• Aim of the exercise:
Pick every line from the data that holds the word "arrivo".

_ _ _ _

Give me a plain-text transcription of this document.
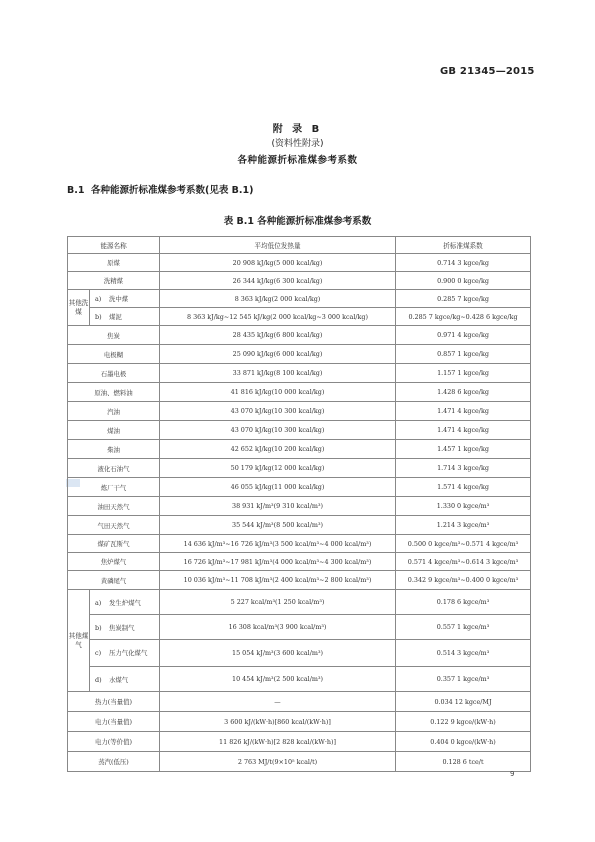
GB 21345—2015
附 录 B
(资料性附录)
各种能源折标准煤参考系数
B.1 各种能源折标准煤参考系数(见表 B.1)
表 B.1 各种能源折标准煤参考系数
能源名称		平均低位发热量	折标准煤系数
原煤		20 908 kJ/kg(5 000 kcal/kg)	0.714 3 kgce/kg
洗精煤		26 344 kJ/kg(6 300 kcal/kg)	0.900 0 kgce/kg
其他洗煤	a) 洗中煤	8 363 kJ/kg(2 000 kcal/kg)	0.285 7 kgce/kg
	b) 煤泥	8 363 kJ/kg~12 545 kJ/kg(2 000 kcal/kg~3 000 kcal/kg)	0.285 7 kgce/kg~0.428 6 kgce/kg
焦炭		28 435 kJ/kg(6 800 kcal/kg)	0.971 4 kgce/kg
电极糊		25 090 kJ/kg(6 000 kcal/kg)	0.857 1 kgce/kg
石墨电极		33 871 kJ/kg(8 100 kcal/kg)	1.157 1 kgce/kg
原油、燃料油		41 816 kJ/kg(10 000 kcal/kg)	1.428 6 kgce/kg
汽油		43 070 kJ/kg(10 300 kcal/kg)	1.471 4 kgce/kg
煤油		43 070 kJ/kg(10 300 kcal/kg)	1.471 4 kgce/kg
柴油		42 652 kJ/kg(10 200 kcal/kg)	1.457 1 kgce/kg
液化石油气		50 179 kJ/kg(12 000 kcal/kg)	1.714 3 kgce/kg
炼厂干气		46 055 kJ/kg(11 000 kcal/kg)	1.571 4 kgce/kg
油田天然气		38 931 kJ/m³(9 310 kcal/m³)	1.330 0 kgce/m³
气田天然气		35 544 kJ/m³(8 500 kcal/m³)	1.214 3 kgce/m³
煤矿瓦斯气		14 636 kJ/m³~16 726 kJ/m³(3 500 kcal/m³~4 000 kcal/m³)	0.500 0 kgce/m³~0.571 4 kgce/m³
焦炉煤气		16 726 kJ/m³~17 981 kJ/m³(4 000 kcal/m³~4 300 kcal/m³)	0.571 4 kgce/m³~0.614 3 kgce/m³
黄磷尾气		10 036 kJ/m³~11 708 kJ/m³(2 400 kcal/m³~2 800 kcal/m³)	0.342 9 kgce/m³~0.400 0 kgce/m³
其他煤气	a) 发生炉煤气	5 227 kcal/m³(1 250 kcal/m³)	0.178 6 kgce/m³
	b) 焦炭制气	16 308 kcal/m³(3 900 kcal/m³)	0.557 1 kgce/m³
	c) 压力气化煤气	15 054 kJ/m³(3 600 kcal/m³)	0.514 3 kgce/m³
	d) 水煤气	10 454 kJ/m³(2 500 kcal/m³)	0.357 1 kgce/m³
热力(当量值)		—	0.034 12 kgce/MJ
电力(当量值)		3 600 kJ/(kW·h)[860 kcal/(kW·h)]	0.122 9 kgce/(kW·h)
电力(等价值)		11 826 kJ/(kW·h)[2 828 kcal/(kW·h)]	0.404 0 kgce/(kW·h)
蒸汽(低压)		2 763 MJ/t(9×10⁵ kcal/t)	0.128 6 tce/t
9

_ _ _ _

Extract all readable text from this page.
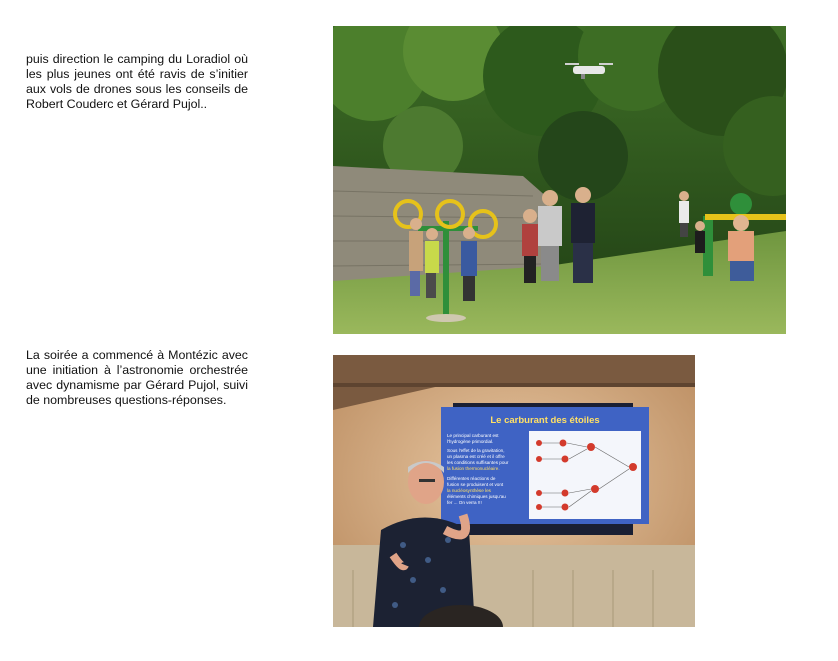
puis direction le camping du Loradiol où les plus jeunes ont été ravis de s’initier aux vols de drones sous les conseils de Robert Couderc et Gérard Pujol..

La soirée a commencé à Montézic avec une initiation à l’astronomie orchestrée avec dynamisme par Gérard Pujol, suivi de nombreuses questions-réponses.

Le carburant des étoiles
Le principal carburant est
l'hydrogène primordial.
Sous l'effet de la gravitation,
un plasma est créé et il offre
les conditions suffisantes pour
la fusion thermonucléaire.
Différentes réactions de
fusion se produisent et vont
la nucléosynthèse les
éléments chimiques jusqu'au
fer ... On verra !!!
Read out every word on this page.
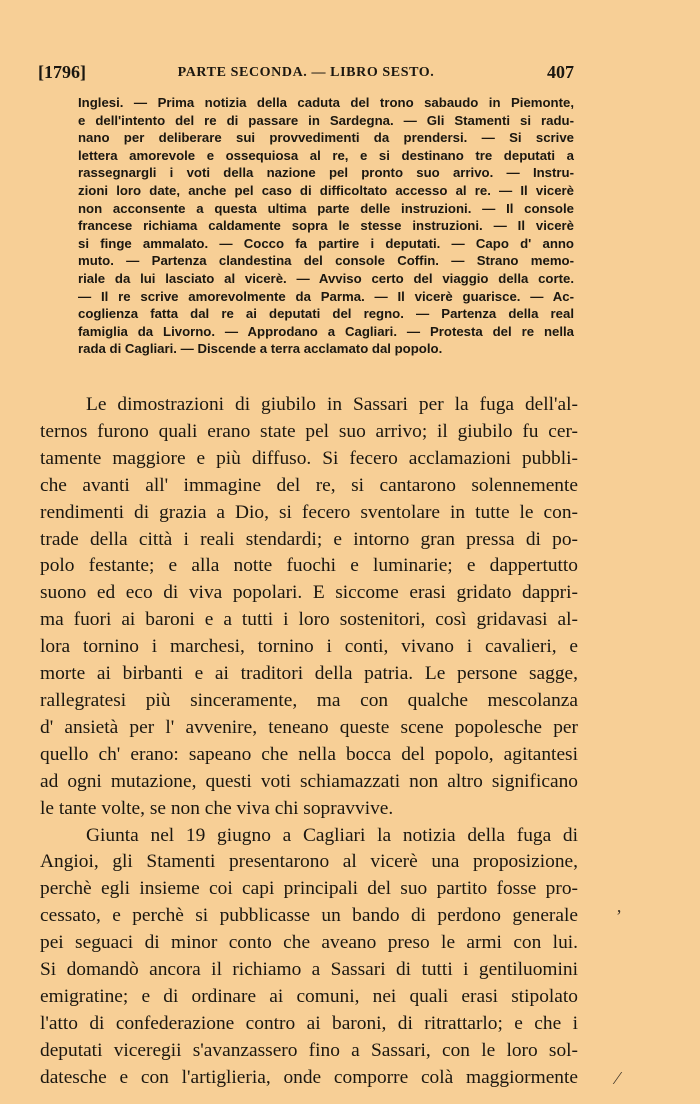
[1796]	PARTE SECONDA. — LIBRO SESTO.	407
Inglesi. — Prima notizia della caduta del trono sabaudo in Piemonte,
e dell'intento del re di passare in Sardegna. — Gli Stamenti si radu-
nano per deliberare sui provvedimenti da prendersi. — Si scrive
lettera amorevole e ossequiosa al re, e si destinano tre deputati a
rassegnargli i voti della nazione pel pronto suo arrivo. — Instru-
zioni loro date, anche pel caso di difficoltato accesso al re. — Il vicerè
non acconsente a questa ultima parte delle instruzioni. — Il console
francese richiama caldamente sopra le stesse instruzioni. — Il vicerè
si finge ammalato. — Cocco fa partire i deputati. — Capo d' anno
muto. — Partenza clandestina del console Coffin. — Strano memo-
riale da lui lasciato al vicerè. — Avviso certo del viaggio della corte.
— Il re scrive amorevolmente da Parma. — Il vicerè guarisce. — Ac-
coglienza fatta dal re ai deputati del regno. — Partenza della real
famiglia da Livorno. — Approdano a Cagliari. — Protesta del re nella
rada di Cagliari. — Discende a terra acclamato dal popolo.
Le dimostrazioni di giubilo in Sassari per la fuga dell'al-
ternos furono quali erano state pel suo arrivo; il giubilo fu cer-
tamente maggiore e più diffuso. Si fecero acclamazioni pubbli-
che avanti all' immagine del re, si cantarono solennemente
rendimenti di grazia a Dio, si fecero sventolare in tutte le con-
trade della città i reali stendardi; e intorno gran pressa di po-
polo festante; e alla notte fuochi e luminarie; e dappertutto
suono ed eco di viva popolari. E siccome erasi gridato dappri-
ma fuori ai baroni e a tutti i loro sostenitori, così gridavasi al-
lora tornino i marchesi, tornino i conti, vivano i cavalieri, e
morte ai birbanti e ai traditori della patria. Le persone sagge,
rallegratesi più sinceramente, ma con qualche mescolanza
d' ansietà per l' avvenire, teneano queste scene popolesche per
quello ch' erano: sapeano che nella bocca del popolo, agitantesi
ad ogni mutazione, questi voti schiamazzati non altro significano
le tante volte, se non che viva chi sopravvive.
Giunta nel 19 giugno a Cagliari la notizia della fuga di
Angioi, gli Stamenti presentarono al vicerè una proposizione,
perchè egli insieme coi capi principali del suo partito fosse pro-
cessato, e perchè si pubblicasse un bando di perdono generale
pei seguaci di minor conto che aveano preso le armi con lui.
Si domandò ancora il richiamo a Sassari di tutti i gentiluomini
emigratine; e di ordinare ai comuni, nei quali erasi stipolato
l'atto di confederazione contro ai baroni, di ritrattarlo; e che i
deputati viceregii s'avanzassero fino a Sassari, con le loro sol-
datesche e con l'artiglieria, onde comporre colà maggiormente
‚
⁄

_ _ _ _

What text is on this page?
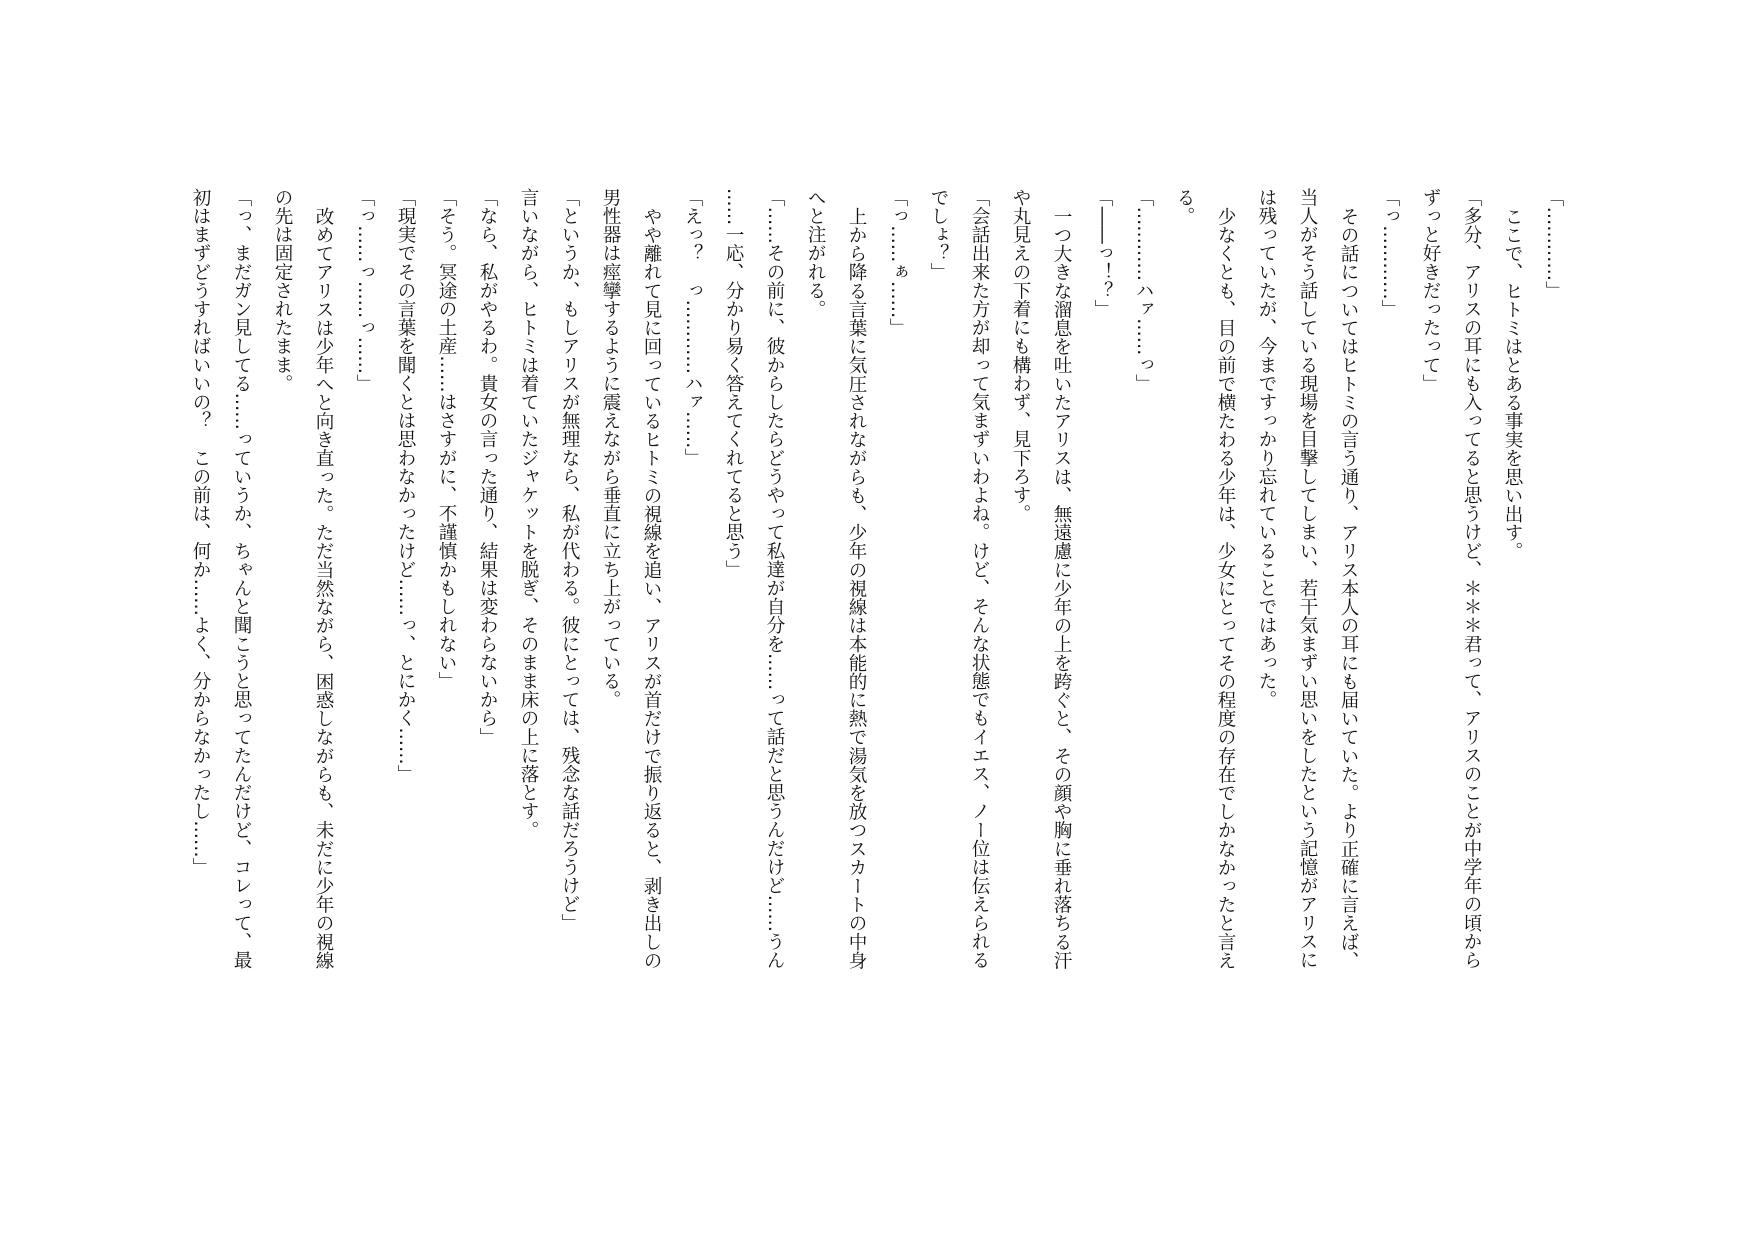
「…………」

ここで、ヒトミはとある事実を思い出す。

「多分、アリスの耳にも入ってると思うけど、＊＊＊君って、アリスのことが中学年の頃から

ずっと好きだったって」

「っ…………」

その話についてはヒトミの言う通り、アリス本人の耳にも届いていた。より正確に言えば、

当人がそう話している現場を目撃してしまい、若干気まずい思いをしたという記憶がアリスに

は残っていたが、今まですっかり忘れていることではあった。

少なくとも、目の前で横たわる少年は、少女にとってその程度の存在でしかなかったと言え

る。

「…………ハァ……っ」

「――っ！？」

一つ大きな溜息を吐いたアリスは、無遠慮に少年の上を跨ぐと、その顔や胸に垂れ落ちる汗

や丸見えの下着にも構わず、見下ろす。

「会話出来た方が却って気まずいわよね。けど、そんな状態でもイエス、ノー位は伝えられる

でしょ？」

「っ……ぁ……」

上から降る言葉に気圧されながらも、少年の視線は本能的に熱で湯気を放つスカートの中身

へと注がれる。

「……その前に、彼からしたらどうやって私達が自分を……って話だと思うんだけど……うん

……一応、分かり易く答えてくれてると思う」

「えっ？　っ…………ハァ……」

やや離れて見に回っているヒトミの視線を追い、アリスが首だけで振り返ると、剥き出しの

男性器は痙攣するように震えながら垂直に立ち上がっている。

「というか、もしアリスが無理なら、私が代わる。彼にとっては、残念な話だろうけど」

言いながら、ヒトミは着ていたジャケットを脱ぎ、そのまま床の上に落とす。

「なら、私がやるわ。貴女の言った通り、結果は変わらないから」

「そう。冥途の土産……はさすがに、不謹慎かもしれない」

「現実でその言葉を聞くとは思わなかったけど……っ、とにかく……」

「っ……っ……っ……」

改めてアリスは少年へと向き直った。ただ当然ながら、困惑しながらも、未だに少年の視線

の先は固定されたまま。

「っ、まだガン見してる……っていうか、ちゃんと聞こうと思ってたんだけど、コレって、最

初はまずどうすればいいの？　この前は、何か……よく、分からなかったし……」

_ _ _ _

• Task response:
rassegnargli i voti della nazione pel pronto suo arrivo. — Instru-
ternos furono quali erano state pel suo arrivo; il giubilo fu cer-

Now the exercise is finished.